Task prompt:
Reproduce all the material exactly, minus any pictures it holds.

_____

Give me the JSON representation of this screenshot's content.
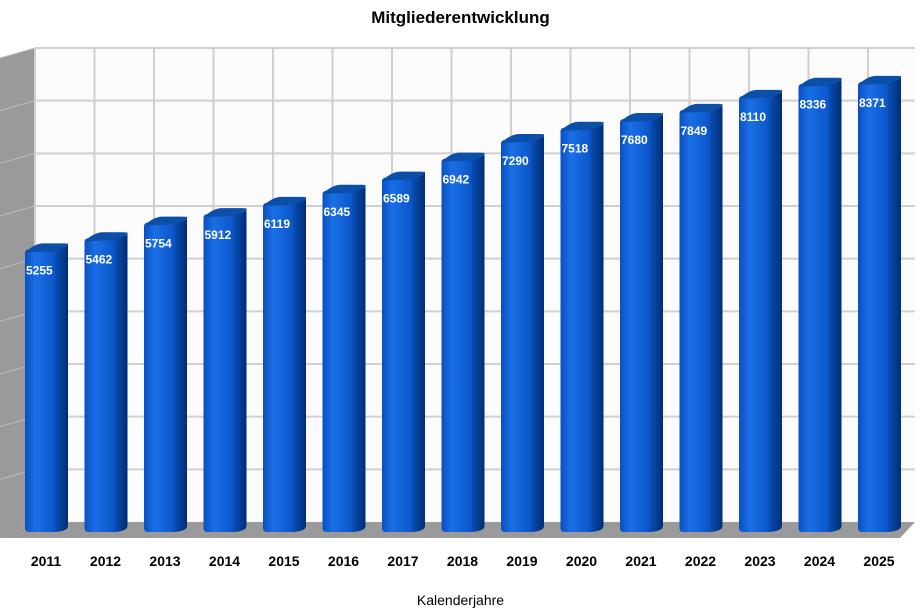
{
  "chart_data": {
    "type": "bar",
    "title": "Mitgliederentwicklung",
    "xlabel": "Kalenderjahre",
    "ylabel": "",
    "categories": [
      "2011",
      "2012",
      "2013",
      "2014",
      "2015",
      "2016",
      "2017",
      "2018",
      "2019",
      "2020",
      "2021",
      "2022",
      "2023",
      "2024",
      "2025"
    ],
    "values": [
      5255,
      5462,
      5754,
      5912,
      6119,
      6345,
      6589,
      6942,
      7290,
      7518,
      7680,
      7849,
      8110,
      8336,
      8371
    ],
    "ylim": [
      0,
      9000
    ],
    "grid": true,
    "legend": "none",
    "style": "3d-cylinder",
    "bar_color": "#0a5fd6",
    "bar_side_color": "#003f91"
  }
}
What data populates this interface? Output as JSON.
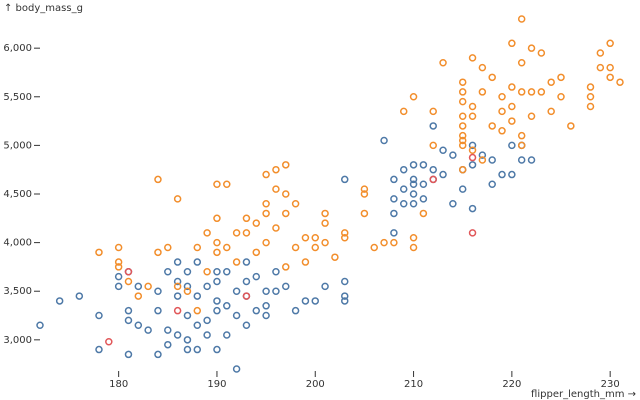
{
  "chart_data": {
    "type": "scatter",
    "x_label": "flipper_length_mm →",
    "y_label": "↑ body_mass_g",
    "xlim": [
      172,
      231
    ],
    "ylim": [
      2700,
      6300
    ],
    "xticks": [
      180,
      190,
      200,
      210,
      220,
      230
    ],
    "yticks": [
      {
        "value": 3000,
        "label": "3,000"
      },
      {
        "value": 3500,
        "label": "3,500"
      },
      {
        "value": 4000,
        "label": "4,000"
      },
      {
        "value": 4500,
        "label": "4,500"
      },
      {
        "value": 5000,
        "label": "5,000"
      },
      {
        "value": 5500,
        "label": "5,500"
      },
      {
        "value": 6000,
        "label": "6,000"
      }
    ],
    "series": [
      {
        "color": "#4e79a7",
        "x": [
          172,
          174,
          176,
          178,
          178,
          180,
          180,
          181,
          181,
          181,
          181,
          182,
          182,
          183,
          184,
          184,
          184,
          185,
          185,
          185,
          186,
          186,
          186,
          186,
          187,
          187,
          187,
          187,
          187,
          188,
          188,
          188,
          188,
          189,
          189,
          189,
          190,
          190,
          190,
          190,
          190,
          191,
          191,
          191,
          192,
          192,
          192,
          193,
          193,
          193,
          193,
          194,
          194,
          195,
          195,
          195,
          196,
          196,
          197,
          198,
          199,
          200,
          201,
          203,
          203,
          203,
          203,
          207,
          208,
          208,
          208,
          208,
          209,
          209,
          209,
          210,
          210,
          210,
          210,
          210,
          211,
          211,
          211,
          212,
          212,
          212,
          213,
          213,
          214,
          214,
          215,
          215,
          216,
          216,
          217,
          218,
          218,
          219,
          220,
          220,
          221,
          221,
          222,
          216
        ],
        "values": [
          3150,
          3400,
          3450,
          3250,
          2900,
          3550,
          3650,
          3700,
          3300,
          3200,
          2850,
          3150,
          3550,
          3100,
          3500,
          2850,
          3300,
          3700,
          3100,
          2950,
          3800,
          3600,
          3450,
          3050,
          3700,
          3550,
          3250,
          3000,
          2900,
          3800,
          3450,
          3150,
          2900,
          3550,
          3200,
          3050,
          3700,
          3600,
          3400,
          3300,
          2900,
          3700,
          3350,
          3050,
          3500,
          3250,
          2700,
          3800,
          3600,
          3450,
          3150,
          3650,
          3300,
          3500,
          3350,
          3250,
          3700,
          3500,
          3550,
          3300,
          3400,
          3400,
          3550,
          3450,
          3600,
          3400,
          4650,
          5050,
          4650,
          4450,
          4300,
          4100,
          4750,
          4550,
          4400,
          4800,
          4650,
          4600,
          4500,
          4400,
          4800,
          4600,
          4450,
          5200,
          4750,
          4650,
          4950,
          4700,
          4400,
          4900,
          4750,
          4550,
          4800,
          4350,
          4900,
          4850,
          4600,
          4700,
          5000,
          4700,
          5000,
          4850,
          4850,
          5000
        ]
      },
      {
        "color": "#f28e2c",
        "x": [
          178,
          180,
          180,
          180,
          181,
          182,
          183,
          184,
          184,
          185,
          186,
          186,
          187,
          188,
          188,
          189,
          189,
          190,
          190,
          190,
          190,
          191,
          191,
          192,
          192,
          193,
          193,
          194,
          194,
          195,
          195,
          195,
          195,
          196,
          196,
          196,
          197,
          197,
          197,
          197,
          198,
          198,
          199,
          199,
          200,
          200,
          201,
          201,
          201,
          202,
          203,
          203,
          205,
          205,
          206,
          207,
          208,
          205,
          210,
          209,
          212,
          213,
          215,
          215,
          215,
          215,
          215,
          215,
          215,
          216,
          216,
          216,
          217,
          217,
          218,
          218,
          219,
          219,
          220,
          220,
          220,
          220,
          221,
          221,
          222,
          222,
          222,
          223,
          223,
          224,
          224,
          225,
          225,
          226,
          228,
          228,
          229,
          229,
          230,
          230,
          230,
          231,
          221,
          216,
          217,
          215,
          211,
          210,
          210,
          219,
          215,
          221,
          221,
          228,
          212
        ],
        "values": [
          3900,
          3950,
          3800,
          3750,
          3600,
          3450,
          3550,
          4650,
          3900,
          3950,
          4450,
          3550,
          3500,
          3950,
          3300,
          4100,
          3700,
          4250,
          4600,
          3900,
          4000,
          4600,
          3950,
          4100,
          3800,
          4250,
          4100,
          4200,
          3900,
          4700,
          4400,
          4300,
          4000,
          4750,
          4550,
          4150,
          4800,
          4500,
          4300,
          3750,
          4400,
          3950,
          4050,
          3800,
          4050,
          3950,
          4000,
          4300,
          4200,
          3850,
          4100,
          4050,
          4500,
          4300,
          3950,
          4000,
          4000,
          4550,
          5500,
          5350,
          5350,
          5850,
          5650,
          5550,
          5450,
          5300,
          5200,
          5100,
          5000,
          5400,
          5300,
          5900,
          5800,
          5550,
          5700,
          5200,
          5350,
          5500,
          6050,
          5600,
          5400,
          5250,
          5550,
          5850,
          5300,
          5550,
          6000,
          5950,
          5550,
          5650,
          5350,
          5700,
          5500,
          5200,
          5600,
          5400,
          5800,
          5950,
          5800,
          6050,
          5700,
          5650,
          6300,
          4950,
          4850,
          4750,
          4300,
          4050,
          3950,
          5150,
          5050,
          5100,
          5000,
          5500,
          5000
        ]
      },
      {
        "color": "#e15759",
        "x": [
          181,
          179,
          186,
          193,
          212,
          216,
          216
        ],
        "values": [
          3700,
          2980,
          3300,
          3450,
          4650,
          4875,
          4100
        ]
      }
    ]
  }
}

_____

Solution below:
Give me the JSON representation of this screenshot's content.
{
  "chart_data": {
    "type": "bar",
    "title": "Mitgliederentwicklung",
    "xlabel": "Kalenderjahre",
    "ylabel": "",
    "categories": [
      "2011",
      "2012",
      "2013",
      "2014",
      "2015",
      "2016",
      "2017",
      "2018",
      "2019",
      "2020",
      "2021",
      "2022",
      "2023",
      "2024",
      "2025"
    ],
    "values": [
      5255,
      5462,
      5754,
      5912,
      6119,
      6345,
      6589,
      6942,
      7290,
      7518,
      7680,
      7849,
      8110,
      8336,
      8371
    ],
    "ylim": [
      0,
      9000
    ],
    "grid": true,
    "legend": "none",
    "style": "3d-cylinder",
    "bar_color": "#0a5fd6",
    "bar_side_color": "#003f91"
  }
}
What data populates this interface? Output as JSON.
{
  "chart_data": {
    "type": "scatter",
    "x_label": "flipper_length_mm →",
    "y_label": "↑ body_mass_g",
    "xlim": [
      172,
      231
    ],
    "ylim": [
      2700,
      6300
    ],
    "xticks": [
      180,
      190,
      200,
      210,
      220,
      230
    ],
    "yticks": [
      {
        "value": 3000,
        "label": "3,000"
      },
      {
        "value": 3500,
        "label": "3,500"
      },
      {
        "value": 4000,
        "label": "4,000"
      },
      {
        "value": 4500,
        "label": "4,500"
      },
      {
        "value": 5000,
        "label": "5,000"
      },
      {
        "value": 5500,
        "label": "5,500"
      },
      {
        "value": 6000,
        "label": "6,000"
      }
    ],
    "series": [
      {
        "color": "#4e79a7",
        "x": [
          172,
          174,
          176,
          178,
          178,
          180,
          180,
          181,
          181,
          181,
          181,
          182,
          182,
          183,
          184,
          184,
          184,
          185,
          185,
          185,
          186,
          186,
          186,
          186,
          187,
          187,
          187,
          187,
          187,
          188,
          188,
          188,
          188,
          189,
          189,
          189,
          190,
          190,
          190,
          190,
          190,
          191,
          191,
          191,
          192,
          192,
          192,
          193,
          193,
          193,
          193,
          194,
          194,
          195,
          195,
          195,
          196,
          196,
          197,
          198,
          199,
          200,
          201,
          203,
          203,
          203,
          203,
          207,
          208,
          208,
          208,
          208,
          209,
          209,
          209,
          210,
          210,
          210,
          210,
          210,
          211,
          211,
          211,
          212,
          212,
          212,
          213,
          213,
          214,
          214,
          215,
          215,
          216,
          216,
          217,
          218,
          218,
          219,
          220,
          220,
          221,
          221,
          222,
          216
        ],
        "values": [
          3150,
          3400,
          3450,
          3250,
          2900,
          3550,
          3650,
          3700,
          3300,
          3200,
          2850,
          3150,
          3550,
          3100,
          3500,
          2850,
          3300,
          3700,
          3100,
          2950,
          3800,
          3600,
          3450,
          3050,
          3700,
          3550,
          3250,
          3000,
          2900,
          3800,
          3450,
          3150,
          2900,
          3550,
          3200,
          3050,
          3700,
          3600,
          3400,
          3300,
          2900,
          3700,
          3350,
          3050,
          3500,
          3250,
          2700,
          3800,
          3600,
          3450,
          3150,
          3650,
          3300,
          3500,
          3350,
          3250,
          3700,
          3500,
          3550,
          3300,
          3400,
          3400,
          3550,
          3450,
          3600,
          3400,
          4650,
          5050,
          4650,
          4450,
          4300,
          4100,
          4750,
          4550,
          4400,
          4800,
          4650,
          4600,
          4500,
          4400,
          4800,
          4600,
          4450,
          5200,
          4750,
          4650,
          4950,
          4700,
          4400,
          4900,
          4750,
          4550,
          4800,
          4350,
          4900,
          4850,
          4600,
          4700,
          5000,
          4700,
          5000,
          4850,
          4850,
          5000
        ]
      },
      {
        "color": "#f28e2c",
        "x": [
          178,
          180,
          180,
          180,
          181,
          182,
          183,
          184,
          184,
          185,
          186,
          186,
          187,
          188,
          188,
          189,
          189,
          190,
          190,
          190,
          190,
          191,
          191,
          192,
          192,
          193,
          193,
          194,
          194,
          195,
          195,
          195,
          195,
          196,
          196,
          196,
          197,
          197,
          197,
          197,
          198,
          198,
          199,
          199,
          200,
          200,
          201,
          201,
          201,
          202,
          203,
          203,
          205,
          205,
          206,
          207,
          208,
          205,
          210,
          209,
          212,
          213,
          215,
          215,
          215,
          215,
          215,
          215,
          215,
          216,
          216,
          216,
          217,
          217,
          218,
          218,
          219,
          219,
          220,
          220,
          220,
          220,
          221,
          221,
          222,
          222,
          222,
          223,
          223,
          224,
          224,
          225,
          225,
          226,
          228,
          228,
          229,
          229,
          230,
          230,
          230,
          231,
          221,
          216,
          217,
          215,
          211,
          210,
          210,
          219,
          215,
          221,
          221,
          228,
          212
        ],
        "values": [
          3900,
          3950,
          3800,
          3750,
          3600,
          3450,
          3550,
          4650,
          3900,
          3950,
          4450,
          3550,
          3500,
          3950,
          3300,
          4100,
          3700,
          4250,
          4600,
          3900,
          4000,
          4600,
          3950,
          4100,
          3800,
          4250,
          4100,
          4200,
          3900,
          4700,
          4400,
          4300,
          4000,
          4750,
          4550,
          4150,
          4800,
          4500,
          4300,
          3750,
          4400,
          3950,
          4050,
          3800,
          4050,
          3950,
          4000,
          4300,
          4200,
          3850,
          4100,
          4050,
          4500,
          4300,
          3950,
          4000,
          4000,
          4550,
          5500,
          5350,
          5350,
          5850,
          5650,
          5550,
          5450,
          5300,
          5200,
          5100,
          5000,
          5400,
          5300,
          5900,
          5800,
          5550,
          5700,
          5200,
          5350,
          5500,
          6050,
          5600,
          5400,
          5250,
          5550,
          5850,
          5300,
          5550,
          6000,
          5950,
          5550,
          5650,
          5350,
          5700,
          5500,
          5200,
          5600,
          5400,
          5800,
          5950,
          5800,
          6050,
          5700,
          5650,
          6300,
          4950,
          4850,
          4750,
          4300,
          4050,
          3950,
          5150,
          5050,
          5100,
          5000,
          5500,
          5000
        ]
      },
      {
        "color": "#e15759",
        "x": [
          181,
          179,
          186,
          193,
          212,
          216,
          216
        ],
        "values": [
          3700,
          2980,
          3300,
          3450,
          4650,
          4875,
          4100
        ]
      }
    ]
  }
}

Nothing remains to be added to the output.